Exercise: Go through the material and tally the lines containing the string "projeto". Give the total alone.

Provided entries:
* begin *
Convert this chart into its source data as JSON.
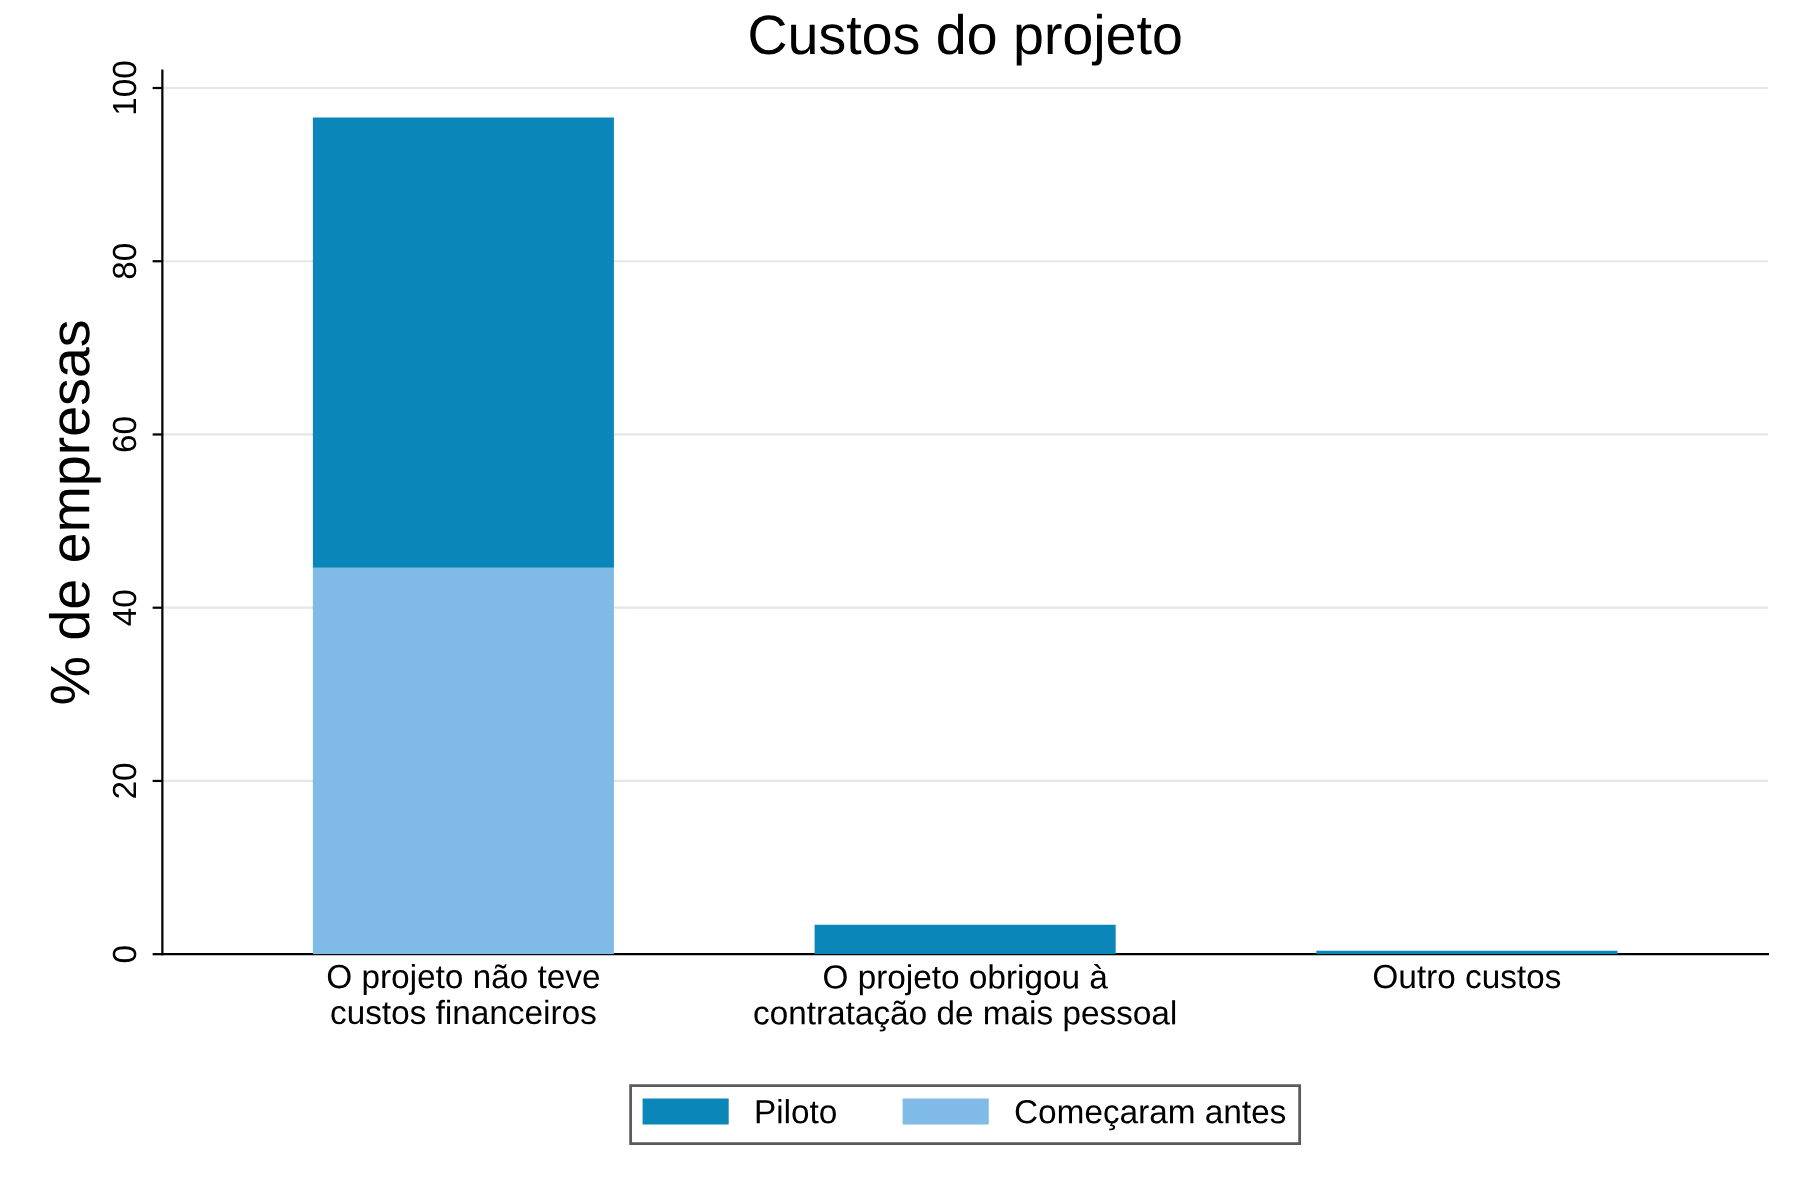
{
  "chart_data": {
    "type": "bar",
    "title": "Custos do projeto",
    "ylabel": "% de empresas",
    "categories": [
      "O projeto não teve\ncustos financeiros",
      "O projeto obrigou à\ncontratação de mais pessoal",
      "Outro custos"
    ],
    "stacked": true,
    "series": [
      {
        "name": "Começaram antes",
        "color": "#7fbbe6",
        "values": [
          44.6,
          0,
          0
        ]
      },
      {
        "name": "Piloto",
        "color": "#0a86b8",
        "values": [
          52.0,
          3.4,
          0.4
        ]
      }
    ],
    "ylim": [
      0,
      102
    ],
    "yticks": [
      0,
      20,
      40,
      60,
      80,
      100
    ],
    "grid": "y",
    "legend": "bottom"
  }
}
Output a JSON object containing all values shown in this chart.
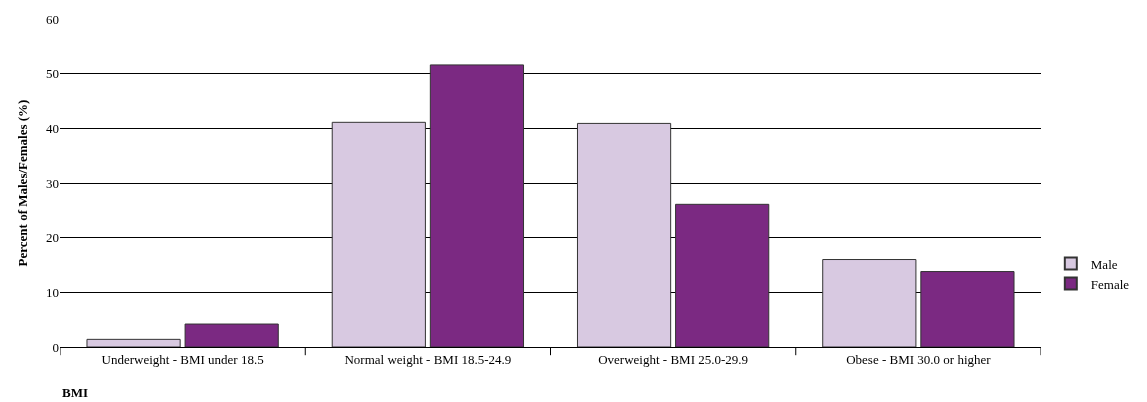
{
  "chart_data": {
    "type": "bar",
    "categories": [
      "Underweight - BMI under 18.5",
      "Normal weight - BMI 18.5-24.9",
      "Overweight - BMI 25.0-29.9",
      "Obese - BMI 30.0 or higher"
    ],
    "series": [
      {
        "name": "Male",
        "color": "#d8c9e1",
        "values": [
          1.4,
          41.1,
          40.9,
          16.0
        ]
      },
      {
        "name": "Female",
        "color": "#7b2982",
        "values": [
          4.2,
          51.6,
          26.1,
          13.8
        ]
      }
    ],
    "xlabel": "BMI",
    "ylabel": "Percent of Males/Females (%)",
    "ylim": [
      0,
      60
    ],
    "yticks": [
      0,
      10,
      20,
      30,
      40,
      50,
      60
    ],
    "grid": "y",
    "legend": "right"
  }
}
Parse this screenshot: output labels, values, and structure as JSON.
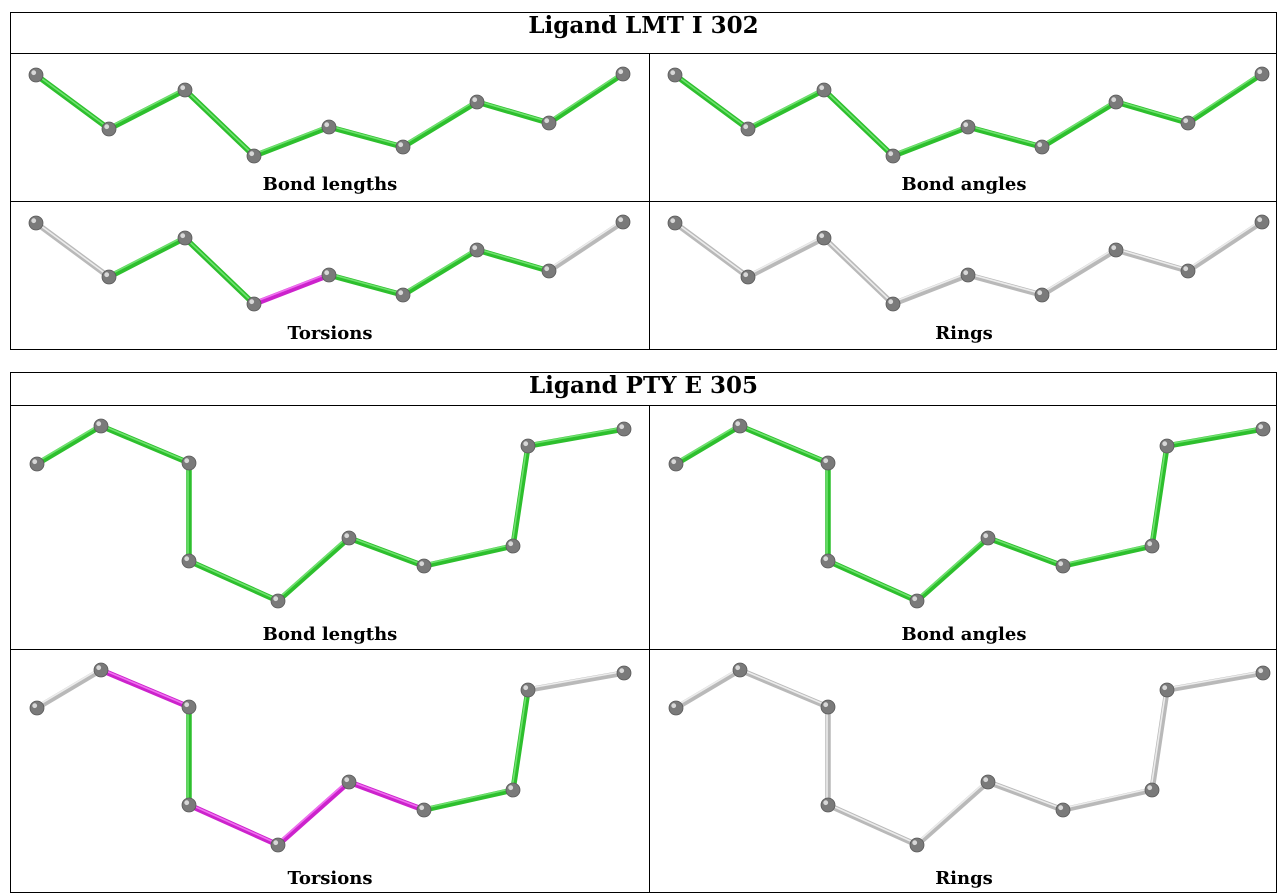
{
  "colors": {
    "ok": "#2dbf2d",
    "ok_light": "#6fe26f",
    "outlier": "#cc22cc",
    "outlier_light": "#f070f0",
    "neutral": "#b9b9b9",
    "neutral_light": "#ececec",
    "atom": "#7a7a7a"
  },
  "ligands": [
    {
      "title": "Ligand LMT I 302",
      "panels": [
        {
          "caption": "Bond lengths",
          "bonds": [
            "ok",
            "ok",
            "ok",
            "ok",
            "ok",
            "ok",
            "ok",
            "ok"
          ]
        },
        {
          "caption": "Bond angles",
          "bonds": [
            "ok",
            "ok",
            "ok",
            "ok",
            "ok",
            "ok",
            "ok",
            "ok"
          ]
        },
        {
          "caption": "Torsions",
          "bonds": [
            "neutral",
            "ok",
            "ok",
            "outlier",
            "ok",
            "ok",
            "ok",
            "neutral"
          ]
        },
        {
          "caption": "Rings",
          "bonds": [
            "neutral",
            "neutral",
            "neutral",
            "neutral",
            "neutral",
            "neutral",
            "neutral",
            "neutral"
          ]
        }
      ]
    },
    {
      "title": "Ligand PTY E 305",
      "panels": [
        {
          "caption": "Bond lengths",
          "bonds": [
            "ok",
            "ok",
            "ok",
            "ok",
            "ok",
            "ok",
            "ok",
            "ok",
            "ok"
          ]
        },
        {
          "caption": "Bond angles",
          "bonds": [
            "ok",
            "ok",
            "ok",
            "ok",
            "ok",
            "ok",
            "ok",
            "ok",
            "ok"
          ]
        },
        {
          "caption": "Torsions",
          "bonds": [
            "neutral",
            "outlier",
            "ok",
            "outlier",
            "outlier",
            "outlier",
            "ok",
            "ok",
            "neutral"
          ]
        },
        {
          "caption": "Rings",
          "bonds": [
            "neutral",
            "neutral",
            "neutral",
            "neutral",
            "neutral",
            "neutral",
            "neutral",
            "neutral",
            "neutral"
          ]
        }
      ]
    }
  ]
}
* end *
Completed task: 3